* **SHORT EXERCISE**: Your task is to copy every line of the records below that contains "Swell".

* **MATERIAL PROVIDED**:
--

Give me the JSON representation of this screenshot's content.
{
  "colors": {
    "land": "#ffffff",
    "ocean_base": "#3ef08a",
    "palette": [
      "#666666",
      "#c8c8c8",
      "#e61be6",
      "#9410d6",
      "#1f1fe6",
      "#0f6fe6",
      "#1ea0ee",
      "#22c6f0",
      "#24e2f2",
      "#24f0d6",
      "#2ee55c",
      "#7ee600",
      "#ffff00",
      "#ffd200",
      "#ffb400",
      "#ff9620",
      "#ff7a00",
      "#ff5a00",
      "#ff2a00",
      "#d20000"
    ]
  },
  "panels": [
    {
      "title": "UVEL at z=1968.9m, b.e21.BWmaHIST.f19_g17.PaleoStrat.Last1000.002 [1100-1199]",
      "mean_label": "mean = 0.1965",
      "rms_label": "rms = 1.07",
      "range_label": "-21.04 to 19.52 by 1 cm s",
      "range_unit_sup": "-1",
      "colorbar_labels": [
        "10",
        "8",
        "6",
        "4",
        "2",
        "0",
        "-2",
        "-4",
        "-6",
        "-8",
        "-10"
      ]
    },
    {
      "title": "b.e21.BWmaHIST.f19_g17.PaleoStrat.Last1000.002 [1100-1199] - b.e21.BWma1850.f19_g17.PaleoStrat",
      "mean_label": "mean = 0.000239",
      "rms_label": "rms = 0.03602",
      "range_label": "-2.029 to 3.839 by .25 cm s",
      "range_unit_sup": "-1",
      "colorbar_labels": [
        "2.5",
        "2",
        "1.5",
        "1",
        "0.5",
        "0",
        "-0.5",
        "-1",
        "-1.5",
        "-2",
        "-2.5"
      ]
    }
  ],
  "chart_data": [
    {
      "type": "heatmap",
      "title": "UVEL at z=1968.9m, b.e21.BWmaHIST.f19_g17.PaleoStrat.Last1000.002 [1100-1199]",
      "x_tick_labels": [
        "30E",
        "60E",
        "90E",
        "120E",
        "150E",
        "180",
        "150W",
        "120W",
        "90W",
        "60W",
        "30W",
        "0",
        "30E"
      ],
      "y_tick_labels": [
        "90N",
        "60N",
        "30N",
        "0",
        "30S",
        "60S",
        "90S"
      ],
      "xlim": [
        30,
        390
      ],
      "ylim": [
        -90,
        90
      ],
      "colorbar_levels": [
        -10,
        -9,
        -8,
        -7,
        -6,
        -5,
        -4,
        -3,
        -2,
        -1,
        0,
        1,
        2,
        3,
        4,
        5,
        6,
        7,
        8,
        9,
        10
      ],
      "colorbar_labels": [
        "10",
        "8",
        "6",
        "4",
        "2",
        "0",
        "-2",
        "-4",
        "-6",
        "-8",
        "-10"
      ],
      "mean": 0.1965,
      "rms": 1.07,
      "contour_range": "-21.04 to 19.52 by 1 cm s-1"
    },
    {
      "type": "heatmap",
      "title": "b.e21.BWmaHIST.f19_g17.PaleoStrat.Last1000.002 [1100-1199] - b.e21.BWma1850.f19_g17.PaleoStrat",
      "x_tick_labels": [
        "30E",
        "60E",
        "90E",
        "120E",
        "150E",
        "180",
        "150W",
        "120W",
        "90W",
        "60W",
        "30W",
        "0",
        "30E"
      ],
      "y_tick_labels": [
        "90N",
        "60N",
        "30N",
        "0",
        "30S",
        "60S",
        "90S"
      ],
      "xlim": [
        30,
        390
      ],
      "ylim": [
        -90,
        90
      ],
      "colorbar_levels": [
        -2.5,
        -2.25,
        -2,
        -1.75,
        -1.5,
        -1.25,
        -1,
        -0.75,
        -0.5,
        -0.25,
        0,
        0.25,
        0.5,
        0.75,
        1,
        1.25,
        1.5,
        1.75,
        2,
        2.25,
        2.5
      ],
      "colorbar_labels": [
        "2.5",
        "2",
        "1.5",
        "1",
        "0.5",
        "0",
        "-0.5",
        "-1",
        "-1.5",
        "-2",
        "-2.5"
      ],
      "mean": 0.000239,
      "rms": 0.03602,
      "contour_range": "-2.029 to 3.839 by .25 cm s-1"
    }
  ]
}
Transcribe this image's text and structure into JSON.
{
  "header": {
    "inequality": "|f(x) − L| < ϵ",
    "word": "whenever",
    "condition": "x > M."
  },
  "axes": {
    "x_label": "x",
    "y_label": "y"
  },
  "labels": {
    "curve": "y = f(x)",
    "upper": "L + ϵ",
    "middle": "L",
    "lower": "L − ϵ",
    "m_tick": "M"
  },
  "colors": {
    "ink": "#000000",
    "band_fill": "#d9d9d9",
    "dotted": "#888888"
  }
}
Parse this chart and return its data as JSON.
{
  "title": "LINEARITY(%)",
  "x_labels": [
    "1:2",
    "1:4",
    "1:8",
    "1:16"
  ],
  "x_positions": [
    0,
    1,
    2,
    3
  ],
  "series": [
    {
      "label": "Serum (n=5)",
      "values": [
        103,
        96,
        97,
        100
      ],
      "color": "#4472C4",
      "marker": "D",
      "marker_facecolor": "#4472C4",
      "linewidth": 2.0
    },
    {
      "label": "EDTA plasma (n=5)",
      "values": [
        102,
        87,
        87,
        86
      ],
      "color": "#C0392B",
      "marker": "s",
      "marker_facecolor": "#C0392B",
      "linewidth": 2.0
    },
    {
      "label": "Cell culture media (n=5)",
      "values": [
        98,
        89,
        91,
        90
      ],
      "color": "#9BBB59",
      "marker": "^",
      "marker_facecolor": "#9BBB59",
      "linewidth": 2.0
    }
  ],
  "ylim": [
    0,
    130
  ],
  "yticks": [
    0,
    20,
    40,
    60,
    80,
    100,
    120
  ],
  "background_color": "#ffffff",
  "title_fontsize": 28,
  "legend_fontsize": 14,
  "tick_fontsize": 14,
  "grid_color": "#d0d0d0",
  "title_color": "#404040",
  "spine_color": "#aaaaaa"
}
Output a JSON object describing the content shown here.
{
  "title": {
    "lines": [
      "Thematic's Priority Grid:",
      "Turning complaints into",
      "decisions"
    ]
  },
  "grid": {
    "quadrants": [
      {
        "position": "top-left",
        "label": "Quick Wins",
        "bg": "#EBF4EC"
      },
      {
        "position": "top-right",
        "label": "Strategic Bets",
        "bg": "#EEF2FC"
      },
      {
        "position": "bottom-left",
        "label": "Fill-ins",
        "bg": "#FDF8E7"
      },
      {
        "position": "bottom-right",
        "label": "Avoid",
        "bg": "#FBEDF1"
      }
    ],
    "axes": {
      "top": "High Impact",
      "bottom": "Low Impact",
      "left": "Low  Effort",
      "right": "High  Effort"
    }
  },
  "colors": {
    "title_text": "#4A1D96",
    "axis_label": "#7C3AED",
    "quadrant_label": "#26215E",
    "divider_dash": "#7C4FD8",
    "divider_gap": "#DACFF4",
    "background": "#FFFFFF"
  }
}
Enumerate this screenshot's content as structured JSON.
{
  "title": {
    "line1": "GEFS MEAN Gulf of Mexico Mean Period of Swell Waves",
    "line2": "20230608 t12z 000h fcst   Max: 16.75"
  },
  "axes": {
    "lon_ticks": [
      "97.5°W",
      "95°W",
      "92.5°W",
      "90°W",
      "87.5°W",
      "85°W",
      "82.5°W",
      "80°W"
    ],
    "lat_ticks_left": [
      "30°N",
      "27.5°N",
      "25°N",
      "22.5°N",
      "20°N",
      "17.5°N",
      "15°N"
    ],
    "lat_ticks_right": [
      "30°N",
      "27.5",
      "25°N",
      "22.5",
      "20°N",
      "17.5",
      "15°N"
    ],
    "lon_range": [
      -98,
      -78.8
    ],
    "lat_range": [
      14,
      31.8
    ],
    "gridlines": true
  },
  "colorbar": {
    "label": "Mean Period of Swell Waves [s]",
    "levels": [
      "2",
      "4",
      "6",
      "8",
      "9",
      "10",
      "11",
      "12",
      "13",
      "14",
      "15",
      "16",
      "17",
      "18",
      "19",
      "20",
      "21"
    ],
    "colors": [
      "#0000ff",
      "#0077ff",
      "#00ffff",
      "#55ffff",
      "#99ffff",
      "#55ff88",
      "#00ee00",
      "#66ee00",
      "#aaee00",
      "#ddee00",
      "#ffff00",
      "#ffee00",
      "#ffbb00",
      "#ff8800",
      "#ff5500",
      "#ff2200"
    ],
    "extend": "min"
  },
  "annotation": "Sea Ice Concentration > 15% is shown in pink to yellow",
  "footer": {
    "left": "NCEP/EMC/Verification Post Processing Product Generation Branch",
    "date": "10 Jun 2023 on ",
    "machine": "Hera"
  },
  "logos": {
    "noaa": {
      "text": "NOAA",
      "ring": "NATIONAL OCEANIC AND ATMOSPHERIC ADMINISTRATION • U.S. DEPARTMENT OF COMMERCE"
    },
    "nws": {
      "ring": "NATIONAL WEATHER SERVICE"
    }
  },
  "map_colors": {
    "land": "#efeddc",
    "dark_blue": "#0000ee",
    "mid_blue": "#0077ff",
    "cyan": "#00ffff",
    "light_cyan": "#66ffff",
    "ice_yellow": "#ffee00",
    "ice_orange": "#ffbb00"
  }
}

--

* **EXERCISE ANSWER**:
    "line1": "GEFS MEAN Gulf of Mexico Mean Period of Swell Waves",
    "label": "Mean Period of Swell Waves [s]",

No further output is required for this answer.